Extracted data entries
↓
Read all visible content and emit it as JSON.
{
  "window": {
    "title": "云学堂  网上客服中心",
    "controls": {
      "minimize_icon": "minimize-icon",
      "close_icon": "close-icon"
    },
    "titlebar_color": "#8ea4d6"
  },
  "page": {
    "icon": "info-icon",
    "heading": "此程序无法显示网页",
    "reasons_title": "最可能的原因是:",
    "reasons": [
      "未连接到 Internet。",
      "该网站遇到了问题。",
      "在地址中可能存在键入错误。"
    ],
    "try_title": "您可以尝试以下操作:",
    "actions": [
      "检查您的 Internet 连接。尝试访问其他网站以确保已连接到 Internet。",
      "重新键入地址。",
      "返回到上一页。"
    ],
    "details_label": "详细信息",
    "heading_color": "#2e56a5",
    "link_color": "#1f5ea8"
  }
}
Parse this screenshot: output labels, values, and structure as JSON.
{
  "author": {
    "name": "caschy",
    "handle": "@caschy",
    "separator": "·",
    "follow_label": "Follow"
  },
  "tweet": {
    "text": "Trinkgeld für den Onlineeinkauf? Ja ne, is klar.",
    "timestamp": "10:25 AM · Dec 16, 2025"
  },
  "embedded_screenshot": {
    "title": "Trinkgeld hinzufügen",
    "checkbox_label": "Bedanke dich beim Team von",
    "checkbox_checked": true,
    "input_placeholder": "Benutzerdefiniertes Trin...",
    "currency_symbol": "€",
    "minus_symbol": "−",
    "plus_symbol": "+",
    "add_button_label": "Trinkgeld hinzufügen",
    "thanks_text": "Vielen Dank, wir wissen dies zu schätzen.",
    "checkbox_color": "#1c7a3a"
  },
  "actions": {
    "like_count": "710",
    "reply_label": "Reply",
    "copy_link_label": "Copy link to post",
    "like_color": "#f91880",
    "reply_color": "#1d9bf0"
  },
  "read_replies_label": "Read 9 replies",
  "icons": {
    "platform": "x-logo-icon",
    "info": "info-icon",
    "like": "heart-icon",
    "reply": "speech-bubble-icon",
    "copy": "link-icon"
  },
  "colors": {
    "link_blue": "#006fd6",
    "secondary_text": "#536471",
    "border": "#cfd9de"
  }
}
↑
### Work to be completed
Reproduce all of the data exactly as given.

### Final result
Read all visible content and emit it as JSON.
{
  "window": {
    "title": "云学堂  网上客服中心",
    "controls": {
      "minimize_icon": "minimize-icon",
      "close_icon": "close-icon"
    },
    "titlebar_color": "#8ea4d6"
  },
  "page": {
    "icon": "info-icon",
    "heading": "此程序无法显示网页",
    "reasons_title": "最可能的原因是:",
    "reasons": [
      "未连接到 Internet。",
      "该网站遇到了问题。",
      "在地址中可能存在键入错误。"
    ],
    "try_title": "您可以尝试以下操作:",
    "actions": [
      "检查您的 Internet 连接。尝试访问其他网站以确保已连接到 Internet。",
      "重新键入地址。",
      "返回到上一页。"
    ],
    "details_label": "详细信息",
    "heading_color": "#2e56a5",
    "link_color": "#1f5ea8"
  }
}
Parse this screenshot: output labels, values, and structure as JSON.
{
  "author": {
    "name": "caschy",
    "handle": "@caschy",
    "separator": "·",
    "follow_label": "Follow"
  },
  "tweet": {
    "text": "Trinkgeld für den Onlineeinkauf? Ja ne, is klar.",
    "timestamp": "10:25 AM · Dec 16, 2025"
  },
  "embedded_screenshot": {
    "title": "Trinkgeld hinzufügen",
    "checkbox_label": "Bedanke dich beim Team von",
    "checkbox_checked": true,
    "input_placeholder": "Benutzerdefiniertes Trin...",
    "currency_symbol": "€",
    "minus_symbol": "−",
    "plus_symbol": "+",
    "add_button_label": "Trinkgeld hinzufügen",
    "thanks_text": "Vielen Dank, wir wissen dies zu schätzen.",
    "checkbox_color": "#1c7a3a"
  },
  "actions": {
    "like_count": "710",
    "reply_label": "Reply",
    "copy_link_label": "Copy link to post",
    "like_color": "#f91880",
    "reply_color": "#1d9bf0"
  },
  "read_replies_label": "Read 9 replies",
  "icons": {
    "platform": "x-logo-icon",
    "info": "info-icon",
    "like": "heart-icon",
    "reply": "speech-bubble-icon",
    "copy": "link-icon"
  },
  "colors": {
    "link_blue": "#006fd6",
    "secondary_text": "#536471",
    "border": "#cfd9de"
  }
}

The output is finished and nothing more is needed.